**Aim of the exercise**
Would it be possible to write out each entry below exactly, without the pictures?

☆ ☆ ☆ ☆

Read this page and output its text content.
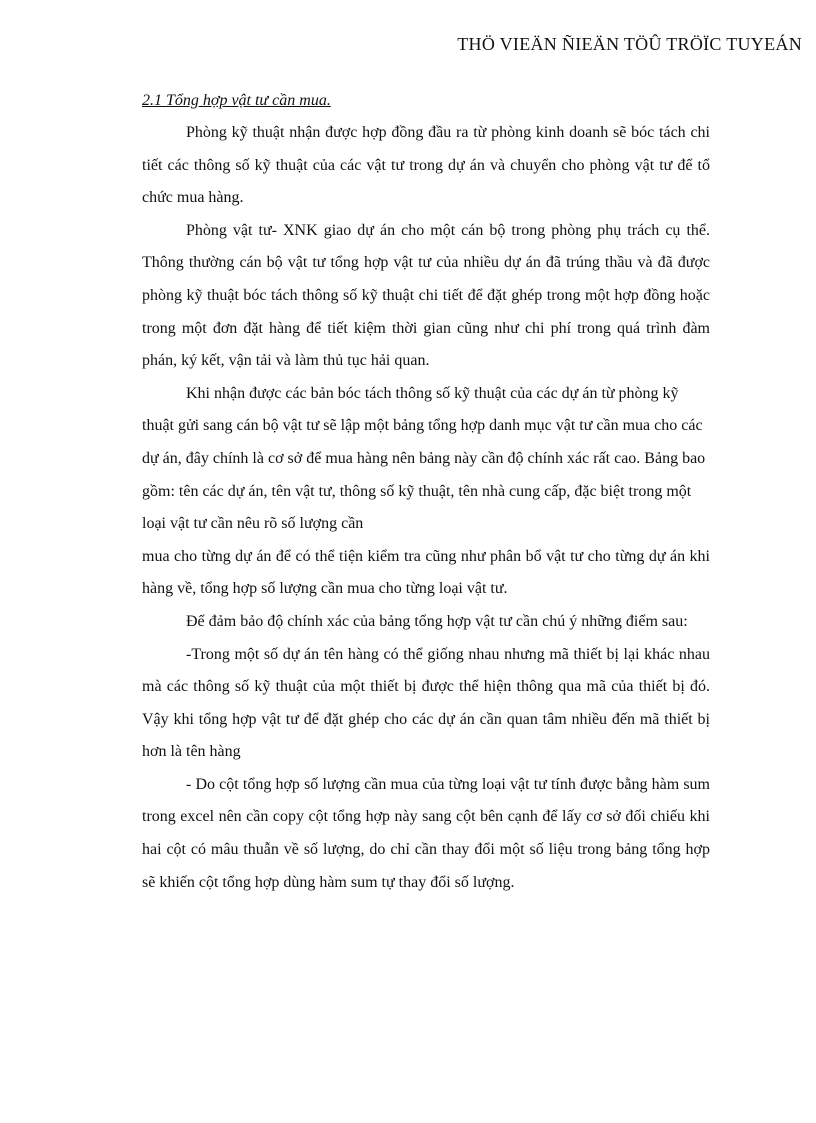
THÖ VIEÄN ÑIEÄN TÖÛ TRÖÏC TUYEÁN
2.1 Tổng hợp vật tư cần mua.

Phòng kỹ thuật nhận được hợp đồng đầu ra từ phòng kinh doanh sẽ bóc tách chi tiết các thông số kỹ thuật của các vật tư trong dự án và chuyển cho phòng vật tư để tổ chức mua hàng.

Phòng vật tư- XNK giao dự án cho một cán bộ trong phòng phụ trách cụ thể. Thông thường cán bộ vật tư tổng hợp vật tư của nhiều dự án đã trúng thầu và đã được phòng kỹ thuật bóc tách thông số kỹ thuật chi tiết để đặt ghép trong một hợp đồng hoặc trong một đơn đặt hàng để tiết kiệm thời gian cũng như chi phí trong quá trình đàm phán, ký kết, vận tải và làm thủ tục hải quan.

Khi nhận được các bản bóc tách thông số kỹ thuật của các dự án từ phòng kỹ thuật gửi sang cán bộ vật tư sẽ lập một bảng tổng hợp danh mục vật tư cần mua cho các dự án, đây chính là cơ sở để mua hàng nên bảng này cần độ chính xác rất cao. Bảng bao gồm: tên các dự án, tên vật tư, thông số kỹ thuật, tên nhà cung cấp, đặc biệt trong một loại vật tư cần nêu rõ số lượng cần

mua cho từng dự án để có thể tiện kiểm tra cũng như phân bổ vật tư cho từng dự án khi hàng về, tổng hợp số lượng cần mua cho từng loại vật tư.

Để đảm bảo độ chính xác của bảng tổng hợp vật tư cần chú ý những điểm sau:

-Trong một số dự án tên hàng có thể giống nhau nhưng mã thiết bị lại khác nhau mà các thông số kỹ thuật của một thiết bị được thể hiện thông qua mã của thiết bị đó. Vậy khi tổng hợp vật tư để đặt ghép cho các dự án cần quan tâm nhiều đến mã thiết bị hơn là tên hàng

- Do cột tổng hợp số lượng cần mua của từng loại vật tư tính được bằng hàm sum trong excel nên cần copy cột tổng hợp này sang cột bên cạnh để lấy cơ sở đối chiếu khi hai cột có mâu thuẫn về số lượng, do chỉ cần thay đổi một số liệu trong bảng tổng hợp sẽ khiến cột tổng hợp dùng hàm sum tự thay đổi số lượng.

☆ ☆ ☆ ☆

**Response to this exercise**
Read this page and output its text content.
THÖ VIEÄN ÑIEÄN TÖÛ TRÖÏC TUYEÁN
2.1 Tổng hợp vật tư cần mua.

Phòng kỹ thuật nhận được hợp đồng đầu ra từ phòng kinh doanh sẽ bóc tách chi tiết các thông số kỹ thuật của các vật tư trong dự án và chuyển cho phòng vật tư để tổ chức mua hàng.

Phòng vật tư- XNK giao dự án cho một cán bộ trong phòng phụ trách cụ thể. Thông thường cán bộ vật tư tổng hợp vật tư của nhiều dự án đã trúng thầu và đã được phòng kỹ thuật bóc tách thông số kỹ thuật chi tiết để đặt ghép trong một hợp đồng hoặc trong một đơn đặt hàng để tiết kiệm thời gian cũng như chi phí trong quá trình đàm phán, ký kết, vận tải và làm thủ tục hải quan.

Khi nhận được các bản bóc tách thông số kỹ thuật của các dự án từ phòng kỹ thuật gửi sang cán bộ vật tư sẽ lập một bảng tổng hợp danh mục vật tư cần mua cho các dự án, đây chính là cơ sở để mua hàng nên bảng này cần độ chính xác rất cao. Bảng bao gồm: tên các dự án, tên vật tư, thông số kỹ thuật, tên nhà cung cấp, đặc biệt trong một loại vật tư cần nêu rõ số lượng cần

mua cho từng dự án để có thể tiện kiểm tra cũng như phân bổ vật tư cho từng dự án khi hàng về, tổng hợp số lượng cần mua cho từng loại vật tư.

Để đảm bảo độ chính xác của bảng tổng hợp vật tư cần chú ý những điểm sau:

-Trong một số dự án tên hàng có thể giống nhau nhưng mã thiết bị lại khác nhau mà các thông số kỹ thuật của một thiết bị được thể hiện thông qua mã của thiết bị đó. Vậy khi tổng hợp vật tư để đặt ghép cho các dự án cần quan tâm nhiều đến mã thiết bị hơn là tên hàng

- Do cột tổng hợp số lượng cần mua của từng loại vật tư tính được bằng hàm sum trong excel nên cần copy cột tổng hợp này sang cột bên cạnh để lấy cơ sở đối chiếu khi hai cột có mâu thuẫn về số lượng, do chỉ cần thay đổi một số liệu trong bảng tổng hợp sẽ khiến cột tổng hợp dùng hàm sum tự thay đổi số lượng.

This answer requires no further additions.